- Your task: Lay out as a numbered list the lines from the one containing "Patent image size: (1270, 1058)." through the one containing "The second coupling 160 is at (1050, 756).", inclusive, leaving out blank lines.

- Stored data:
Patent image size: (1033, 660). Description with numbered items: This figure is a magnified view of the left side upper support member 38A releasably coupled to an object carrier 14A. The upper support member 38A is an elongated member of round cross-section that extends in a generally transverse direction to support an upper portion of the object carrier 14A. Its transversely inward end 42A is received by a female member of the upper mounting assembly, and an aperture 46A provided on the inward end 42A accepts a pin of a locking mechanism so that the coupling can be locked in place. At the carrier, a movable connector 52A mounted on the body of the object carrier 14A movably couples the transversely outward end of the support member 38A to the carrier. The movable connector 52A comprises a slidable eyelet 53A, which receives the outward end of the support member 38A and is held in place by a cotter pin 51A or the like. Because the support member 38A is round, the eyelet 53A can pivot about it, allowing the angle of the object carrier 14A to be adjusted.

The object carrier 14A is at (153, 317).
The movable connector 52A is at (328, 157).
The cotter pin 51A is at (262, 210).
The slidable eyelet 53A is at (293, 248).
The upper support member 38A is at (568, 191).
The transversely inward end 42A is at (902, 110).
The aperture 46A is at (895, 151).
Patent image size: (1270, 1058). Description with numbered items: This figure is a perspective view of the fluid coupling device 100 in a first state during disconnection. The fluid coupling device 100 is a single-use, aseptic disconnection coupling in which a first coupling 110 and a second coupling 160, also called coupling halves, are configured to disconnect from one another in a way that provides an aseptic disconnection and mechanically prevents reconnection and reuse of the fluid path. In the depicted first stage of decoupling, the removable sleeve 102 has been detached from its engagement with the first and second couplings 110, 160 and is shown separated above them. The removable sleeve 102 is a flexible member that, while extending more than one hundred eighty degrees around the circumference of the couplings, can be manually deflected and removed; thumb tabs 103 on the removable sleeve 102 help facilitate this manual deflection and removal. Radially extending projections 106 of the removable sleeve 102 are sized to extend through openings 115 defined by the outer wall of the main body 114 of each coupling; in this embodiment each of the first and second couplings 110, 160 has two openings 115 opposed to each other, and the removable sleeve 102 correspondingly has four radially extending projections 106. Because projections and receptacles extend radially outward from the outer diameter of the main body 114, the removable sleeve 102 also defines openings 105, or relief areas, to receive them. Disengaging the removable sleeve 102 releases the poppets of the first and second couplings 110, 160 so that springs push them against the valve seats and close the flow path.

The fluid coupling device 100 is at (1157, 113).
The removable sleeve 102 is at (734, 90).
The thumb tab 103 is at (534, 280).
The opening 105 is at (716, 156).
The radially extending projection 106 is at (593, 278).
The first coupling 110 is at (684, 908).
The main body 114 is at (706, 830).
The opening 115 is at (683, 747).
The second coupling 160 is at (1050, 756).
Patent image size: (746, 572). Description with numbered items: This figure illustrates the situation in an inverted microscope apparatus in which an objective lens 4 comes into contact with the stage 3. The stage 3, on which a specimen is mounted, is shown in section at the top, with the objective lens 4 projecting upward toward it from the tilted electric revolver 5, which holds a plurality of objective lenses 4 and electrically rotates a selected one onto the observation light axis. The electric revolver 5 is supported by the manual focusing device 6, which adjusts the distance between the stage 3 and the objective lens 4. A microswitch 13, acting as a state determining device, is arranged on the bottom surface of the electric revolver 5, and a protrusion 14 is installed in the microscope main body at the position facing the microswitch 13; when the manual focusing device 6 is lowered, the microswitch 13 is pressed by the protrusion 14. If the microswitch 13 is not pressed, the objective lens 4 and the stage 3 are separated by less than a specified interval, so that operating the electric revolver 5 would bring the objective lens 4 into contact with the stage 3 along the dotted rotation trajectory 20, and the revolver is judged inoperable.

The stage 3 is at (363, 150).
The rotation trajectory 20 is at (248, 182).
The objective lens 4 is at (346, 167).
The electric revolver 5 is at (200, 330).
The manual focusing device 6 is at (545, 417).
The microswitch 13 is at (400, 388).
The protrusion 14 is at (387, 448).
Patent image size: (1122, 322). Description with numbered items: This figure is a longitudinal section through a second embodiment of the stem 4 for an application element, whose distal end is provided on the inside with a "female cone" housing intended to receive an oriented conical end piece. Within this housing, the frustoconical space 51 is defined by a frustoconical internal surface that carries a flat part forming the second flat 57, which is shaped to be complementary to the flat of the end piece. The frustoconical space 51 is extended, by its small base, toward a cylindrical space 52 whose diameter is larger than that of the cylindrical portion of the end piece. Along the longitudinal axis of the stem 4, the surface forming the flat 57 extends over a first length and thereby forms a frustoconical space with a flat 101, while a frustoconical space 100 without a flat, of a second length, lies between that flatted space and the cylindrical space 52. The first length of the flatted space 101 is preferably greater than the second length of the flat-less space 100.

- Written response:
1. Patent image size: (1270, 1058). Description with numbered items: This figure is a perspective view of the fluid coupling device 100 in a first state during disconnection. The fluid coupling device 100 is a single-use, aseptic disconnection coupling in which a first coupling 110 and a second coupling 160, also called coupling halves, are configured to disconnect from one another in a way that provides an aseptic disconnection and mechanically prevents reconnection and reuse of the fluid path. In the depicted first stage of decoupling, the removable sleeve 102 has been detached from its engagement with the first and second couplings 110, 160 and is shown separated above them. The removable sleeve 102 is a flexible member that, while extending more than one hundred eighty degrees around the circumference of the couplings, can be manually deflected and removed; thumb tabs 103 on the removable sleeve 102 help facilitate this manual deflection and removal. Radially extending projections 106 of the removable sleeve 102 are sized to extend through openings 115 defined by the outer wall of the main body 114 of each coupling; in this embodiment each of the first and second couplings 110, 160 has two openings 115 opposed to each other, and the removable sleeve 102 correspondingly has four radially extending projections 106. Because projections and receptacles extend radially outward from the outer diameter of the main body 114, the removable sleeve 102 also defines openings 105, or relief areas, to receive them. Disengaging the removable sleeve 102 releases the poppets of the first and second couplings 110, 160 so that springs push them against the valve seats and close the flow path.
2. The fluid coupling device 100 is at (1157, 113).
3. The removable sleeve 102 is at (734, 90).
4. The thumb tab 103 is at (534, 280).
5. The opening 105 is at (716, 156).
6. The radially extending projection 106 is at (593, 278).
7. The first coupling 110 is at (684, 908).
8. The main body 114 is at (706, 830).
9. The opening 115 is at (683, 747).
10. The second coupling 160 is at (1050, 756).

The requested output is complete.